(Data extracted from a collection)

____

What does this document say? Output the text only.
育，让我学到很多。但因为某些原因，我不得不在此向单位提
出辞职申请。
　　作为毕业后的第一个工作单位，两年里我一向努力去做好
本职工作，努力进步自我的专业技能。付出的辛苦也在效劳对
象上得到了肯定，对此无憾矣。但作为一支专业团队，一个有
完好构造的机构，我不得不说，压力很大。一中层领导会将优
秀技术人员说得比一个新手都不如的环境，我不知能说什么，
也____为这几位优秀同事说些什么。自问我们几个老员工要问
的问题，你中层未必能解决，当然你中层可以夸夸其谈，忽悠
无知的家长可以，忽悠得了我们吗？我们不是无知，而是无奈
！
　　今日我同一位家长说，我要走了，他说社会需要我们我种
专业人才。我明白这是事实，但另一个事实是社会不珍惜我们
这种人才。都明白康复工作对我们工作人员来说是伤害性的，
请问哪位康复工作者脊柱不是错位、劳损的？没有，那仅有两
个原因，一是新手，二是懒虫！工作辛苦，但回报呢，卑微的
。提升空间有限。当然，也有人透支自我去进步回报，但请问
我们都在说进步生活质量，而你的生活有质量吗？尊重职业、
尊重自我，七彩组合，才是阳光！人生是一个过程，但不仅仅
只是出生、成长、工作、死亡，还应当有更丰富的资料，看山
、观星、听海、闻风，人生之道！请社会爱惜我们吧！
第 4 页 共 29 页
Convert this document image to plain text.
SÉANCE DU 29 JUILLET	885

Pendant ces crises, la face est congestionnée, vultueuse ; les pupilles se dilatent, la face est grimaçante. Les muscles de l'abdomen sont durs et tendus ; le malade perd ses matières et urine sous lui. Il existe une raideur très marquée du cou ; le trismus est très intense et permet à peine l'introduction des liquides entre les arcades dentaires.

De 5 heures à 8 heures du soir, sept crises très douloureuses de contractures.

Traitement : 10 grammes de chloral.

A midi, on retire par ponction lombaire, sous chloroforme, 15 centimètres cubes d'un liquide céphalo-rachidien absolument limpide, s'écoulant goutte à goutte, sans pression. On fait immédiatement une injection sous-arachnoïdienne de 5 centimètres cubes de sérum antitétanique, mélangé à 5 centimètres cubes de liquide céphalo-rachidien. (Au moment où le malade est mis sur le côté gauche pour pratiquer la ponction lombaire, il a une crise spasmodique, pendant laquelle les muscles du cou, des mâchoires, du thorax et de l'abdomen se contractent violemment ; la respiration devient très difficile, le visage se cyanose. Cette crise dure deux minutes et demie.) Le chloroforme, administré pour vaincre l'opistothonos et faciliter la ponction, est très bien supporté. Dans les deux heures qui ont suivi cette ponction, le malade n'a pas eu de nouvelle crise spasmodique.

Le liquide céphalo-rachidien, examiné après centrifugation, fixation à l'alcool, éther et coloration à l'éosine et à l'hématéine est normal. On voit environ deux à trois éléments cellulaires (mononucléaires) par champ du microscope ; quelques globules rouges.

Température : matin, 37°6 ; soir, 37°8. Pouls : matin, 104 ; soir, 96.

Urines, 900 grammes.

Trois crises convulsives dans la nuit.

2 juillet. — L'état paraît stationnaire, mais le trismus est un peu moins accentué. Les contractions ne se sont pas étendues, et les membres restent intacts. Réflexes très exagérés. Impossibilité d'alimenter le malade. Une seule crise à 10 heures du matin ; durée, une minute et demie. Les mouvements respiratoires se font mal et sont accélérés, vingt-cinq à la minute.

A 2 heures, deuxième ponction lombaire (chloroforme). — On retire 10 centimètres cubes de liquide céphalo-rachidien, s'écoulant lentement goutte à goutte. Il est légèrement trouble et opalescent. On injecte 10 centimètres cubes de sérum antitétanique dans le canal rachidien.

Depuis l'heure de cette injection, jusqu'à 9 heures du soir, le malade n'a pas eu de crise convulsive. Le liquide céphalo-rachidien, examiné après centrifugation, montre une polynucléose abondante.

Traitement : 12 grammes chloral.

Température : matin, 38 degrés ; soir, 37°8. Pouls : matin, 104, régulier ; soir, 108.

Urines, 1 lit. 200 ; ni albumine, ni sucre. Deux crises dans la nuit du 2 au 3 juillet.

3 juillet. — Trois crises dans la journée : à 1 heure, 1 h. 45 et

____

● **Your instructions**
Retype all of the material, keeping each line exact.

● **Response to the task**
What does this document say? Output the text only.
育，让我学到很多。但因为某些原因，我不得不在此向单位提
出辞职申请。
　　作为毕业后的第一个工作单位，两年里我一向努力去做好
本职工作，努力进步自我的专业技能。付出的辛苦也在效劳对
象上得到了肯定，对此无憾矣。但作为一支专业团队，一个有
完好构造的机构，我不得不说，压力很大。一中层领导会将优
秀技术人员说得比一个新手都不如的环境，我不知能说什么，
也____为这几位优秀同事说些什么。自问我们几个老员工要问
的问题，你中层未必能解决，当然你中层可以夸夸其谈，忽悠
无知的家长可以，忽悠得了我们吗？我们不是无知，而是无奈
！
　　今日我同一位家长说，我要走了，他说社会需要我们我种
专业人才。我明白这是事实，但另一个事实是社会不珍惜我们
这种人才。都明白康复工作对我们工作人员来说是伤害性的，
请问哪位康复工作者脊柱不是错位、劳损的？没有，那仅有两
个原因，一是新手，二是懒虫！工作辛苦，但回报呢，卑微的
。提升空间有限。当然，也有人透支自我去进步回报，但请问
我们都在说进步生活质量，而你的生活有质量吗？尊重职业、
尊重自我，七彩组合，才是阳光！人生是一个过程，但不仅仅
只是出生、成长、工作、死亡，还应当有更丰富的资料，看山
、观星、听海、闻风，人生之道！请社会爱惜我们吧！
第 4 页 共 29 页
Convert this document image to plain text.
SÉANCE DU 29 JUILLET	885

Pendant ces crises, la face est congestionnée, vultueuse ; les pupilles se dilatent, la face est grimaçante. Les muscles de l'abdomen sont durs et tendus ; le malade perd ses matières et urine sous lui. Il existe une raideur très marquée du cou ; le trismus est très intense et permet à peine l'introduction des liquides entre les arcades dentaires.

De 5 heures à 8 heures du soir, sept crises très douloureuses de contractures.

Traitement : 10 grammes de chloral.

A midi, on retire par ponction lombaire, sous chloroforme, 15 centimètres cubes d'un liquide céphalo-rachidien absolument limpide, s'écoulant goutte à goutte, sans pression. On fait immédiatement une injection sous-arachnoïdienne de 5 centimètres cubes de sérum antitétanique, mélangé à 5 centimètres cubes de liquide céphalo-rachidien. (Au moment où le malade est mis sur le côté gauche pour pratiquer la ponction lombaire, il a une crise spasmodique, pendant laquelle les muscles du cou, des mâchoires, du thorax et de l'abdomen se contractent violemment ; la respiration devient très difficile, le visage se cyanose. Cette crise dure deux minutes et demie.) Le chloroforme, administré pour vaincre l'opistothonos et faciliter la ponction, est très bien supporté. Dans les deux heures qui ont suivi cette ponction, le malade n'a pas eu de nouvelle crise spasmodique.

Le liquide céphalo-rachidien, examiné après centrifugation, fixation à l'alcool, éther et coloration à l'éosine et à l'hématéine est normal. On voit environ deux à trois éléments cellulaires (mononucléaires) par champ du microscope ; quelques globules rouges.

Température : matin, 37°6 ; soir, 37°8. Pouls : matin, 104 ; soir, 96.

Urines, 900 grammes.

Trois crises convulsives dans la nuit.

2 juillet. — L'état paraît stationnaire, mais le trismus est un peu moins accentué. Les contractions ne se sont pas étendues, et les membres restent intacts. Réflexes très exagérés. Impossibilité d'alimenter le malade. Une seule crise à 10 heures du matin ; durée, une minute et demie. Les mouvements respiratoires se font mal et sont accélérés, vingt-cinq à la minute.

A 2 heures, deuxième ponction lombaire (chloroforme). — On retire 10 centimètres cubes de liquide céphalo-rachidien, s'écoulant lentement goutte à goutte. Il est légèrement trouble et opalescent. On injecte 10 centimètres cubes de sérum antitétanique dans le canal rachidien.

Depuis l'heure de cette injection, jusqu'à 9 heures du soir, le malade n'a pas eu de crise convulsive. Le liquide céphalo-rachidien, examiné après centrifugation, montre une polynucléose abondante.

Traitement : 12 grammes chloral.

Température : matin, 38 degrés ; soir, 37°8. Pouls : matin, 104, régulier ; soir, 108.

Urines, 1 lit. 200 ; ni albumine, ni sucre. Deux crises dans la nuit du 2 au 3 juillet.

3 juillet. — Trois crises dans la journée : à 1 heure, 1 h. 45 et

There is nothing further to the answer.